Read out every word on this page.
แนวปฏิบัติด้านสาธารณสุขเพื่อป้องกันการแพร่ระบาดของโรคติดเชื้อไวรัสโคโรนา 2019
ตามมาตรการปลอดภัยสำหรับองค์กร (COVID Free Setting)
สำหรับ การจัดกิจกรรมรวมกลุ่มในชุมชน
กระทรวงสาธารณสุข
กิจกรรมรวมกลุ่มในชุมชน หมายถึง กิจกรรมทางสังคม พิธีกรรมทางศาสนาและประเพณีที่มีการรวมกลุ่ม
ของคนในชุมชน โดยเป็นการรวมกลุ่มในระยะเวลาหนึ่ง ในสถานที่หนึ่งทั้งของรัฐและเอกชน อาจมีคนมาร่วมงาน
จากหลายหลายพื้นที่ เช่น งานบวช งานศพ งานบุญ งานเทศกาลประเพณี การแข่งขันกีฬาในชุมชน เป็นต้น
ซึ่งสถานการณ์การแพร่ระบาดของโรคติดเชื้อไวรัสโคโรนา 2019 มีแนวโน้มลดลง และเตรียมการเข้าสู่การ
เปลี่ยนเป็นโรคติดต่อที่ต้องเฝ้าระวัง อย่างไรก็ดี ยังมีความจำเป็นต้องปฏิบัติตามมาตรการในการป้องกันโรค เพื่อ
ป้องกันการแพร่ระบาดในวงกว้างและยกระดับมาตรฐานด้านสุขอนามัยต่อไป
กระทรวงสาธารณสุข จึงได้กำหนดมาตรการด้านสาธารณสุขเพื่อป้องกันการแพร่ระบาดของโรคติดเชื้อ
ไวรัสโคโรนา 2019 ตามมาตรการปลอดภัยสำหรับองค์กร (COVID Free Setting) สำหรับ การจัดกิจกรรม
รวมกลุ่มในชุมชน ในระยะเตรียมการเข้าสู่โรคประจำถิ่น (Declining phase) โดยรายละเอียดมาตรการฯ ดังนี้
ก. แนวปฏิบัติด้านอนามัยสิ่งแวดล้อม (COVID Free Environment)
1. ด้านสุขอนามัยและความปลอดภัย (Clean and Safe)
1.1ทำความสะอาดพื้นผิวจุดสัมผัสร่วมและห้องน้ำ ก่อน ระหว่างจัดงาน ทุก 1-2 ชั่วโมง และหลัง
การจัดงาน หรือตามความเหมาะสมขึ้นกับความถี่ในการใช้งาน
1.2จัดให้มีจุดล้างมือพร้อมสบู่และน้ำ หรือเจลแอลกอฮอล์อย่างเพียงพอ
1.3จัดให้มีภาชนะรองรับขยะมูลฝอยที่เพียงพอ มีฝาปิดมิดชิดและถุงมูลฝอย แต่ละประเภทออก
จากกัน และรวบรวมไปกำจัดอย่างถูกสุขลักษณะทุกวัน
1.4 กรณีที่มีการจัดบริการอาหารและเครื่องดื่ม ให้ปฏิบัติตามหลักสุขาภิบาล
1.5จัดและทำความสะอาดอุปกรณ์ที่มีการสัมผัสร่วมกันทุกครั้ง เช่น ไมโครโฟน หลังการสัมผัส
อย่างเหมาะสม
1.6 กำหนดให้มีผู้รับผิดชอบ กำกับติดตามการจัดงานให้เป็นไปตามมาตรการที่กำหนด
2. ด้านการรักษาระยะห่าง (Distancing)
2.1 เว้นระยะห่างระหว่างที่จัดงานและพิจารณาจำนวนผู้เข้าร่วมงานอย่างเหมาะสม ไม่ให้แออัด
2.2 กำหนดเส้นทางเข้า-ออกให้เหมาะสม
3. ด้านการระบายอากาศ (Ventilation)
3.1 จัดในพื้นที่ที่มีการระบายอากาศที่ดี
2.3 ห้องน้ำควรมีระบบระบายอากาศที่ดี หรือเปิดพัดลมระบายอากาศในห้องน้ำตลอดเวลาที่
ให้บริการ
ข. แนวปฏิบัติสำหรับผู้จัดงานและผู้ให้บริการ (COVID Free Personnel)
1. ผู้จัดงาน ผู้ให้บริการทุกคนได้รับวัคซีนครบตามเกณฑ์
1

========================================================================

* Exercise
Return all of the data word for word.

* Task output
Read out every word on this page.
แนวปฏิบัติด้านสาธารณสุขเพื่อป้องกันการแพร่ระบาดของโรคติดเชื้อไวรัสโคโรนา 2019
ตามมาตรการปลอดภัยสำหรับองค์กร (COVID Free Setting)
สำหรับ การจัดกิจกรรมรวมกลุ่มในชุมชน
กระทรวงสาธารณสุข
กิจกรรมรวมกลุ่มในชุมชน หมายถึง กิจกรรมทางสังคม พิธีกรรมทางศาสนาและประเพณีที่มีการรวมกลุ่ม
ของคนในชุมชน โดยเป็นการรวมกลุ่มในระยะเวลาหนึ่ง ในสถานที่หนึ่งทั้งของรัฐและเอกชน อาจมีคนมาร่วมงาน
จากหลายหลายพื้นที่ เช่น งานบวช งานศพ งานบุญ งานเทศกาลประเพณี การแข่งขันกีฬาในชุมชน เป็นต้น
ซึ่งสถานการณ์การแพร่ระบาดของโรคติดเชื้อไวรัสโคโรนา 2019 มีแนวโน้มลดลง และเตรียมการเข้าสู่การ
เปลี่ยนเป็นโรคติดต่อที่ต้องเฝ้าระวัง อย่างไรก็ดี ยังมีความจำเป็นต้องปฏิบัติตามมาตรการในการป้องกันโรค เพื่อ
ป้องกันการแพร่ระบาดในวงกว้างและยกระดับมาตรฐานด้านสุขอนามัยต่อไป
กระทรวงสาธารณสุข จึงได้กำหนดมาตรการด้านสาธารณสุขเพื่อป้องกันการแพร่ระบาดของโรคติดเชื้อ
ไวรัสโคโรนา 2019 ตามมาตรการปลอดภัยสำหรับองค์กร (COVID Free Setting) สำหรับ การจัดกิจกรรม
รวมกลุ่มในชุมชน ในระยะเตรียมการเข้าสู่โรคประจำถิ่น (Declining phase) โดยรายละเอียดมาตรการฯ ดังนี้
ก. แนวปฏิบัติด้านอนามัยสิ่งแวดล้อม (COVID Free Environment)
1. ด้านสุขอนามัยและความปลอดภัย (Clean and Safe)
1.1ทำความสะอาดพื้นผิวจุดสัมผัสร่วมและห้องน้ำ ก่อน ระหว่างจัดงาน ทุก 1-2 ชั่วโมง และหลัง
การจัดงาน หรือตามความเหมาะสมขึ้นกับความถี่ในการใช้งาน
1.2จัดให้มีจุดล้างมือพร้อมสบู่และน้ำ หรือเจลแอลกอฮอล์อย่างเพียงพอ
1.3จัดให้มีภาชนะรองรับขยะมูลฝอยที่เพียงพอ มีฝาปิดมิดชิดและถุงมูลฝอย แต่ละประเภทออก
จากกัน และรวบรวมไปกำจัดอย่างถูกสุขลักษณะทุกวัน
1.4 กรณีที่มีการจัดบริการอาหารและเครื่องดื่ม ให้ปฏิบัติตามหลักสุขาภิบาล
1.5จัดและทำความสะอาดอุปกรณ์ที่มีการสัมผัสร่วมกันทุกครั้ง เช่น ไมโครโฟน หลังการสัมผัส
อย่างเหมาะสม
1.6 กำหนดให้มีผู้รับผิดชอบ กำกับติดตามการจัดงานให้เป็นไปตามมาตรการที่กำหนด
2. ด้านการรักษาระยะห่าง (Distancing)
2.1 เว้นระยะห่างระหว่างที่จัดงานและพิจารณาจำนวนผู้เข้าร่วมงานอย่างเหมาะสม ไม่ให้แออัด
2.2 กำหนดเส้นทางเข้า-ออกให้เหมาะสม
3. ด้านการระบายอากาศ (Ventilation)
3.1 จัดในพื้นที่ที่มีการระบายอากาศที่ดี
2.3 ห้องน้ำควรมีระบบระบายอากาศที่ดี หรือเปิดพัดลมระบายอากาศในห้องน้ำตลอดเวลาที่
ให้บริการ
ข. แนวปฏิบัติสำหรับผู้จัดงานและผู้ให้บริการ (COVID Free Personnel)
1. ผู้จัดงาน ผู้ให้บริการทุกคนได้รับวัคซีนครบตามเกณฑ์
1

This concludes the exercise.